**PROBLEM:** Rewrite the lines starting with the line with "Extract 9 of" and going on through the line with "452, 716, 478]", putting "coordinates" in place of "positions" and changing nothing else. Leave the pictures out.

**EXCERPTED RECORDS:**
** BEGIN **
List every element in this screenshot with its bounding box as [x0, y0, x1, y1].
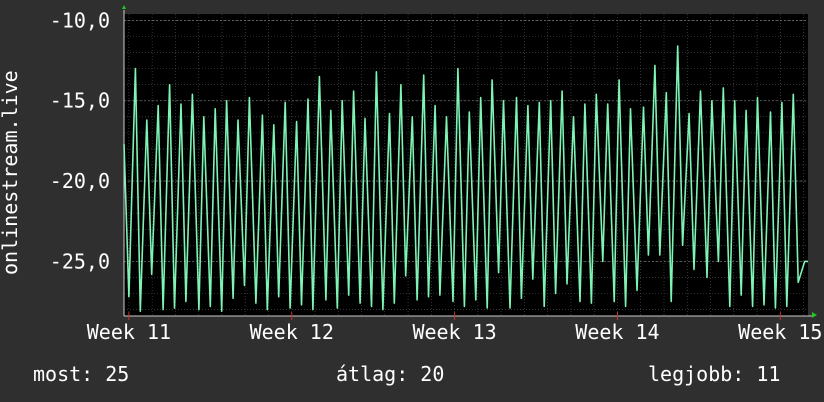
** END **
** BEGIN **
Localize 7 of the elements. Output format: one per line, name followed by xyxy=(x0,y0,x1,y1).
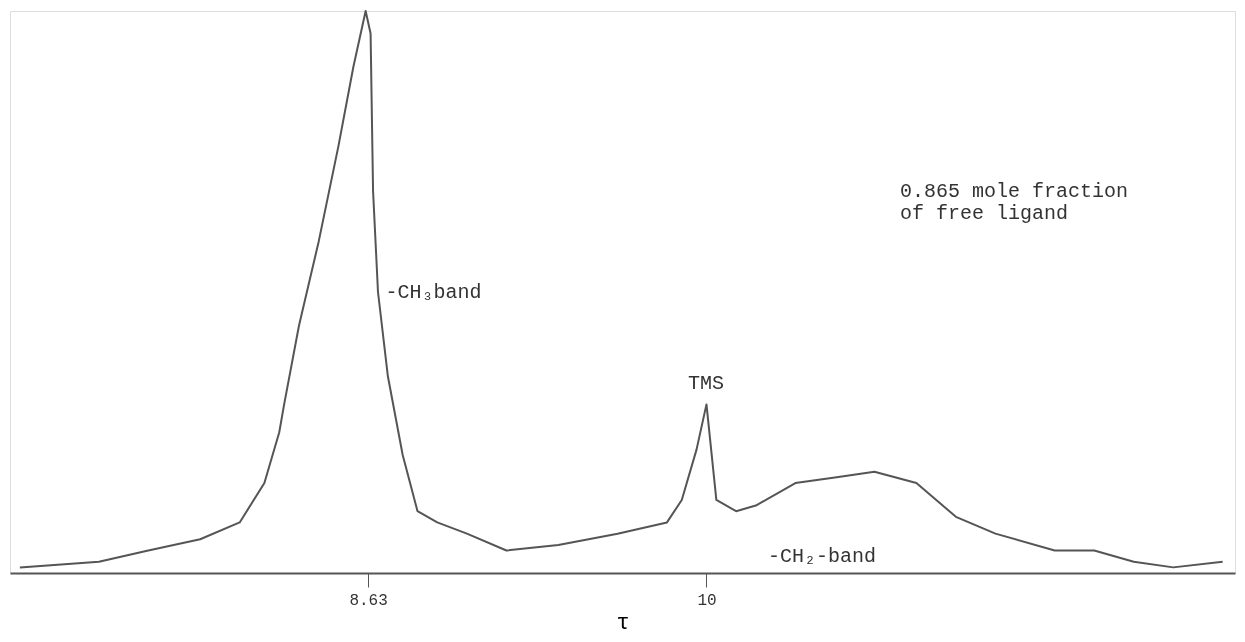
** END **
** BEGIN **
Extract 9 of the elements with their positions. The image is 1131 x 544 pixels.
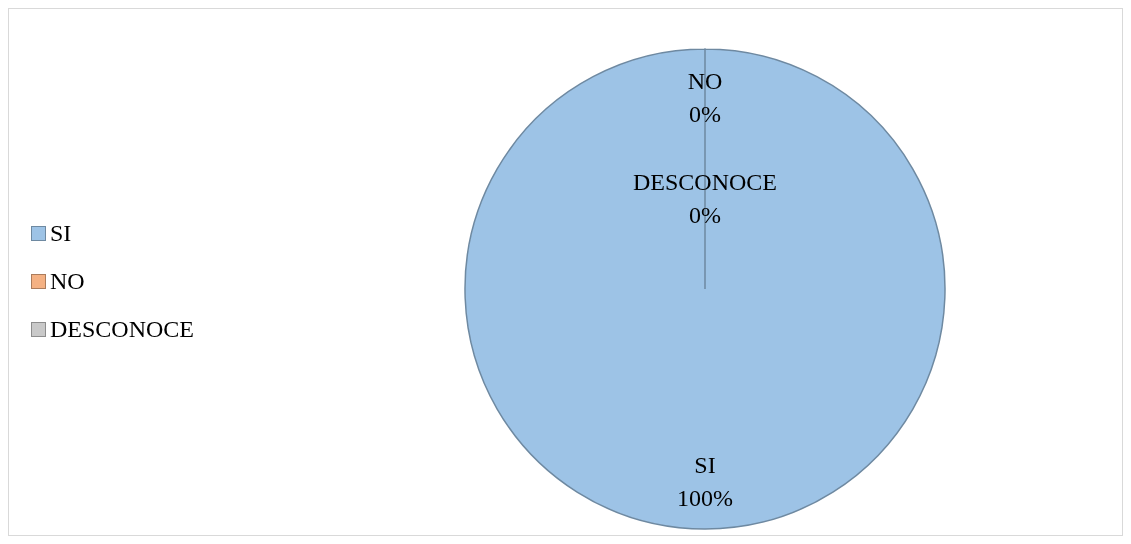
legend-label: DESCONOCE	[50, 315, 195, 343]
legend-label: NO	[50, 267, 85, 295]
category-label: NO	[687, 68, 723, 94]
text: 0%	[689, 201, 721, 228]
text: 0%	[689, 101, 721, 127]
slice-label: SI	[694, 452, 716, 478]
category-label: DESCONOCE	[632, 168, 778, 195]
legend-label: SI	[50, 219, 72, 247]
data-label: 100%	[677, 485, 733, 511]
** END **
**OUTPUT OF THE TASK:**
Extract 9 of the elements with their coordinates. The image is 1131 x 544 pixels.
legend-label: DESCONOCE	[50, 315, 195, 343]
legend-label: NO	[50, 267, 85, 295]
category-label: NO	[687, 68, 723, 94]
text: 0%	[689, 201, 721, 228]
text: 0%	[689, 101, 721, 127]
slice-label: SI	[694, 452, 716, 478]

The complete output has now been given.